Task objective:
Every line holding the string "điểm" should be gathered.

--*--

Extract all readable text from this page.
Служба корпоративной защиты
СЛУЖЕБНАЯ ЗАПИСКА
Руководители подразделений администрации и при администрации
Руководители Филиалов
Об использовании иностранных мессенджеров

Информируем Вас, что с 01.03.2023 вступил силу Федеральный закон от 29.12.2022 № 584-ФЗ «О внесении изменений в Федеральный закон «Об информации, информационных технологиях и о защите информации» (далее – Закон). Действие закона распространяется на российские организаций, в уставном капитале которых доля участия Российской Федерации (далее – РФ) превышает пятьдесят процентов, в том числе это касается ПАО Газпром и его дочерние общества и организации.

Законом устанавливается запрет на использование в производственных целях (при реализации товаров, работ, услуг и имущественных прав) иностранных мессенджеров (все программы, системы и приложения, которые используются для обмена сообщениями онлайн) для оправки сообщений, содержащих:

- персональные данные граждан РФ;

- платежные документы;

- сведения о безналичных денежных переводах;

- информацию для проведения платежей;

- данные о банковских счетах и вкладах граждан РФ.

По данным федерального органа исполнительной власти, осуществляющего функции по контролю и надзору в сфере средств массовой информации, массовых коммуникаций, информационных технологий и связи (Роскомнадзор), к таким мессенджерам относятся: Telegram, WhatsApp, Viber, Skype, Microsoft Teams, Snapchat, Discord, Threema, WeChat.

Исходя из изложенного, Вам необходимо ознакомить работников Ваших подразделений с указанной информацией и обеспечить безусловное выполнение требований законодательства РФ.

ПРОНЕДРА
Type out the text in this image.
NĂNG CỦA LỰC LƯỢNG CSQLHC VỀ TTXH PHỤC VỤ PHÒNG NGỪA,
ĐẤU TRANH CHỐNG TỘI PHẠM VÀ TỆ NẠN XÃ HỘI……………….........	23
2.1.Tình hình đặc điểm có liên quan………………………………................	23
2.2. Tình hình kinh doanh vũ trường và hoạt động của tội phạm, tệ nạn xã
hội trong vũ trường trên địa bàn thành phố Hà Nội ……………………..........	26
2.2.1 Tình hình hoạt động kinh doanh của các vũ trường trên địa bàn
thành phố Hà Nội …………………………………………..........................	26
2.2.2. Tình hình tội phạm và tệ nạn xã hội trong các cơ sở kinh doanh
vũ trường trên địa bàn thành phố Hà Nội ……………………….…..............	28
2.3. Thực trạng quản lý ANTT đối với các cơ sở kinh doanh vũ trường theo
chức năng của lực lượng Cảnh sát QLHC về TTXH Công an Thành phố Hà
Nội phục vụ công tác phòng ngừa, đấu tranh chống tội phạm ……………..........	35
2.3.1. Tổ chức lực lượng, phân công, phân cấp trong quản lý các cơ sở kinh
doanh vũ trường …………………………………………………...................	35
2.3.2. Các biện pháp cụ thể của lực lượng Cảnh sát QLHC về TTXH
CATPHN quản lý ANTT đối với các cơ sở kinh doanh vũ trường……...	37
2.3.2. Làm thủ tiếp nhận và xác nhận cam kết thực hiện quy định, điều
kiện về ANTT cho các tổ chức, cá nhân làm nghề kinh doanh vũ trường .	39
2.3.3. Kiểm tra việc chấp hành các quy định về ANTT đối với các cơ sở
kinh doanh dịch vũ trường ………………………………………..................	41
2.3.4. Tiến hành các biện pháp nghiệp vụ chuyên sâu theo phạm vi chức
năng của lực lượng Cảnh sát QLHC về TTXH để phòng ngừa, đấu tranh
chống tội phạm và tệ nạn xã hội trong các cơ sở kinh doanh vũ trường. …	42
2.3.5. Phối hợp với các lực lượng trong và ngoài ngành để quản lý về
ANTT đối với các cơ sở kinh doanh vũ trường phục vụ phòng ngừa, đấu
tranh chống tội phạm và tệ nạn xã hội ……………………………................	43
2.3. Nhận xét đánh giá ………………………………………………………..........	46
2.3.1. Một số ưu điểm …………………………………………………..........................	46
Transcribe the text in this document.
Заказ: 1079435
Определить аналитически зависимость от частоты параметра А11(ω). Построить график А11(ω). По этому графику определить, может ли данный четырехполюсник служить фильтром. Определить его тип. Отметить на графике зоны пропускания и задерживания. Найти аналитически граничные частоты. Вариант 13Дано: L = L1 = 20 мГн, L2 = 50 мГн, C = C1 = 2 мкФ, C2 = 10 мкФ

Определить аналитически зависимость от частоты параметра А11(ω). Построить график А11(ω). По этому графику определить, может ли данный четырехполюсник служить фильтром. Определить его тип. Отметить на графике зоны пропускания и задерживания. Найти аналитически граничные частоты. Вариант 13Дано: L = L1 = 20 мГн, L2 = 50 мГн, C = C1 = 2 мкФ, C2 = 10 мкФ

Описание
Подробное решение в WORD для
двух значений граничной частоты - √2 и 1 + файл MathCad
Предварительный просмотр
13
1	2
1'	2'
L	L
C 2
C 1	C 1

--*--

Result below:
2.1.Tình hình đặc điểm có liên quan………………………………................	23
2.3.1. Một số ưu điểm …………………………………………………..........................	46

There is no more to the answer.